### REQUIREMENT
Copy out, from the entries below, each line holding the string "files".

### RECORD SET
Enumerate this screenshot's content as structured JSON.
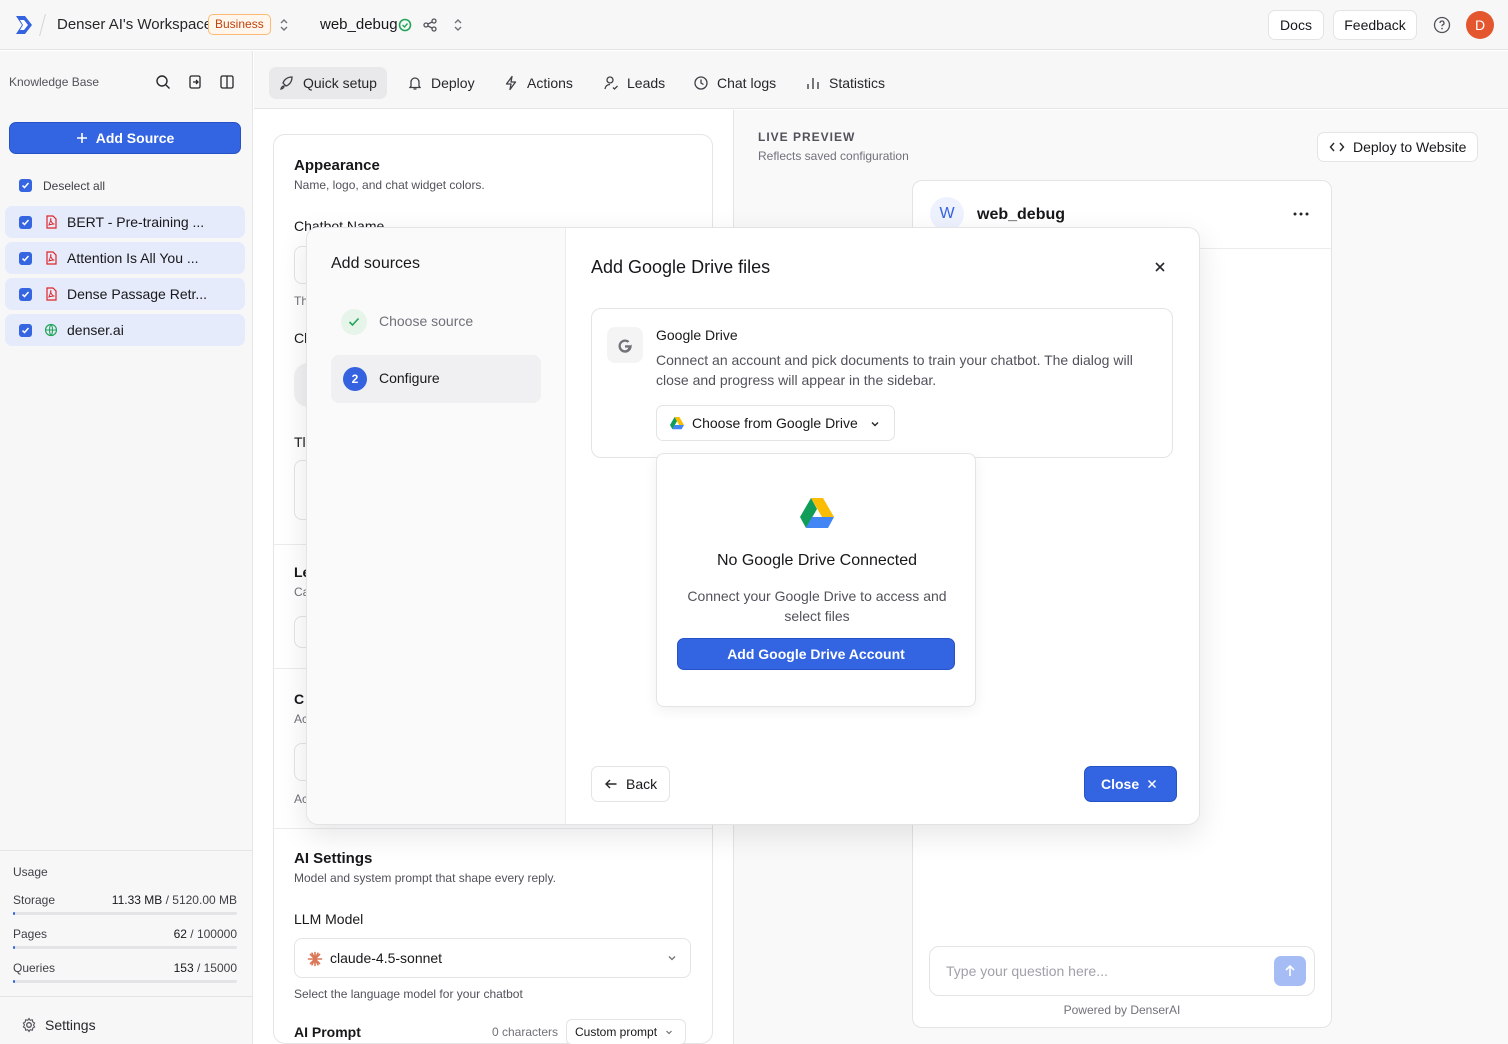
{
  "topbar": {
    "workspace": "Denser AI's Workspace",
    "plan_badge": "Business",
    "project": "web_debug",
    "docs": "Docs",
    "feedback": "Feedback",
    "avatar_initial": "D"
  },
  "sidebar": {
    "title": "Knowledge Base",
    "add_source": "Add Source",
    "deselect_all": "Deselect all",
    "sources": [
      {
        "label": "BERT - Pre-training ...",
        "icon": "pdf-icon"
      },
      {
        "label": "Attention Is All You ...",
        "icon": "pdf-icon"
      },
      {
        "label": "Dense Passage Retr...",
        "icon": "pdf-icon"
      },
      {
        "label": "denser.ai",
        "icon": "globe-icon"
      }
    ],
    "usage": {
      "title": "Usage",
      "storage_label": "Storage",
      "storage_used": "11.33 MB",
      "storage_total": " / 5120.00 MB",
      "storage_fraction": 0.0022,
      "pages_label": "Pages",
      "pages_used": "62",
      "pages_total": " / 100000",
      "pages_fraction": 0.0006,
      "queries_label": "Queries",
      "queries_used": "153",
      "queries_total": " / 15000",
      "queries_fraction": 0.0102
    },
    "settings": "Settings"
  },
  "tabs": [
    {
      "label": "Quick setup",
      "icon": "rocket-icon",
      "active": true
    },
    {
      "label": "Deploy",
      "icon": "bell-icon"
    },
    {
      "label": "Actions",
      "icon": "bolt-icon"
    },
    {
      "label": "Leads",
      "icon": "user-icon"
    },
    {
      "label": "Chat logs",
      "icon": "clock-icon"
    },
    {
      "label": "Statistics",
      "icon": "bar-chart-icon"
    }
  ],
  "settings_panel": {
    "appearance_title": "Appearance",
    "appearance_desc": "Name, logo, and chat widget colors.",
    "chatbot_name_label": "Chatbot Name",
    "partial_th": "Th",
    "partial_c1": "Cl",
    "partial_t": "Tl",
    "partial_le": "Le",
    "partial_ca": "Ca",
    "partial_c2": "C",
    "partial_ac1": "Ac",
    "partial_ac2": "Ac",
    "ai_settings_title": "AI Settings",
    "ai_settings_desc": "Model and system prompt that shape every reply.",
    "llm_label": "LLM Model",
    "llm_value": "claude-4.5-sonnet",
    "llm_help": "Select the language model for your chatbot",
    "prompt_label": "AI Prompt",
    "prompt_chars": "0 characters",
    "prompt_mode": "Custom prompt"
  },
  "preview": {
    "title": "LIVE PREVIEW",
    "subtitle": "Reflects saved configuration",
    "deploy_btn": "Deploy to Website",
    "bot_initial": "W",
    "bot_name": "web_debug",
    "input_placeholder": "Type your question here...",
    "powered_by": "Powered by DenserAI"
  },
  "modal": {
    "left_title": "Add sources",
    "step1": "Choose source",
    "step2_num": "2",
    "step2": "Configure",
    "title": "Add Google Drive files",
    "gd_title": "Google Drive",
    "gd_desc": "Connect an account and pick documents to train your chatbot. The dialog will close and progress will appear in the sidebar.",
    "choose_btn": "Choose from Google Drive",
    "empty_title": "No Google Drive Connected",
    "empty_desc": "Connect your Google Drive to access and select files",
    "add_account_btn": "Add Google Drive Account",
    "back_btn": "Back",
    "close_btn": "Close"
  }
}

...

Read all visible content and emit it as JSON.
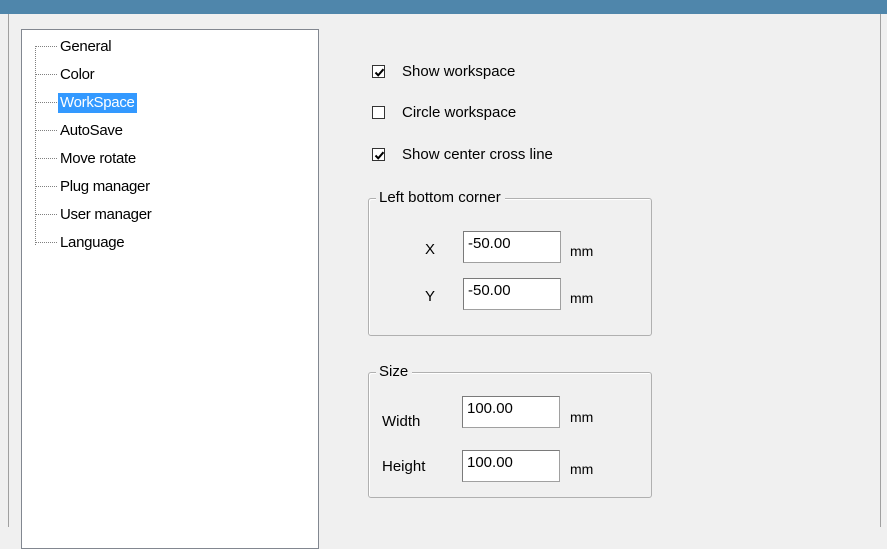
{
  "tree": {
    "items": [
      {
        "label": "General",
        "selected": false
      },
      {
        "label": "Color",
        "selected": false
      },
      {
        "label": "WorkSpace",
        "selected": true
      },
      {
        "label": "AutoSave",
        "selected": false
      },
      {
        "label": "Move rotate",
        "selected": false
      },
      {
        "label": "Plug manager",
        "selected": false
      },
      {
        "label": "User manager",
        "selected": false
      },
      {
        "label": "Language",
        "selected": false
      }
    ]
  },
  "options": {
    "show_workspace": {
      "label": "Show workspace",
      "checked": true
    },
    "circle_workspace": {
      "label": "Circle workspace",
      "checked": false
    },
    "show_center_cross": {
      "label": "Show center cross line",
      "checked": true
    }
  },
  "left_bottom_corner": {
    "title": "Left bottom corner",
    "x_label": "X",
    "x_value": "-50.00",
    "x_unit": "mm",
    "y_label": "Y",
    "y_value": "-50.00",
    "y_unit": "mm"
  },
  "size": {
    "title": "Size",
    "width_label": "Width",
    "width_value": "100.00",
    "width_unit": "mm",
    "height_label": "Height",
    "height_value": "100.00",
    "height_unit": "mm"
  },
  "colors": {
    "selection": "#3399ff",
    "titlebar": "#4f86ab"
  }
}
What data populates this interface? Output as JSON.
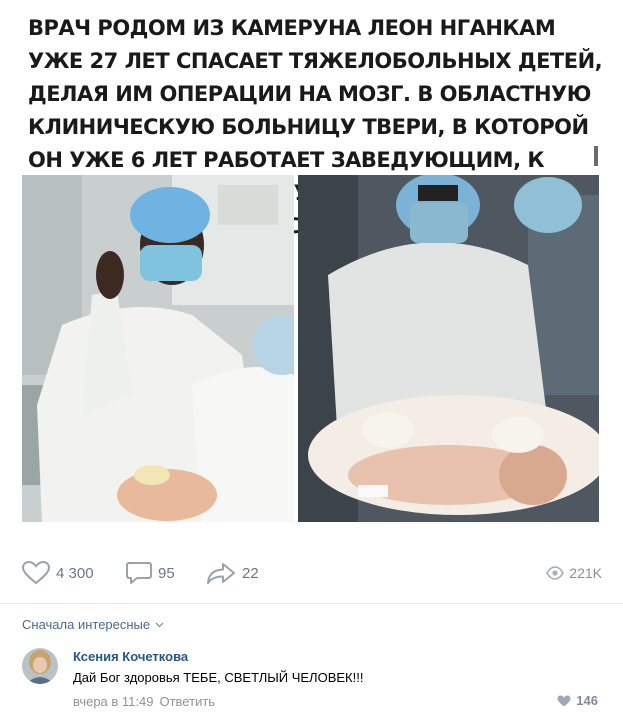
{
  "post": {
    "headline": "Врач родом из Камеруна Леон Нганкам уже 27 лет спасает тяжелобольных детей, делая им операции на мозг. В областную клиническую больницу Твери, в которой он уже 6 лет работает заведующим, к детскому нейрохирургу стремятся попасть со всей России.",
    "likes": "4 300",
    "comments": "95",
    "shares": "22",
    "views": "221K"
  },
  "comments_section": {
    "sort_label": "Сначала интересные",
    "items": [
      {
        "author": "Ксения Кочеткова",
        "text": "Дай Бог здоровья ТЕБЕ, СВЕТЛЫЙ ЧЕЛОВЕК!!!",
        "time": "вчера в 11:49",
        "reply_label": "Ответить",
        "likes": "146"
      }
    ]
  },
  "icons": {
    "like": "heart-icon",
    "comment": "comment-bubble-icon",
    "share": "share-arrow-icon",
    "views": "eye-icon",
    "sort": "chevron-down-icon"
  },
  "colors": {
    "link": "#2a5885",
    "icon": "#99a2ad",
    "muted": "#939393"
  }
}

### WRITTEN RESPONSE
    "title": "Add Google Drive files",
    "empty_desc": "Connect your Google Drive to access and select files",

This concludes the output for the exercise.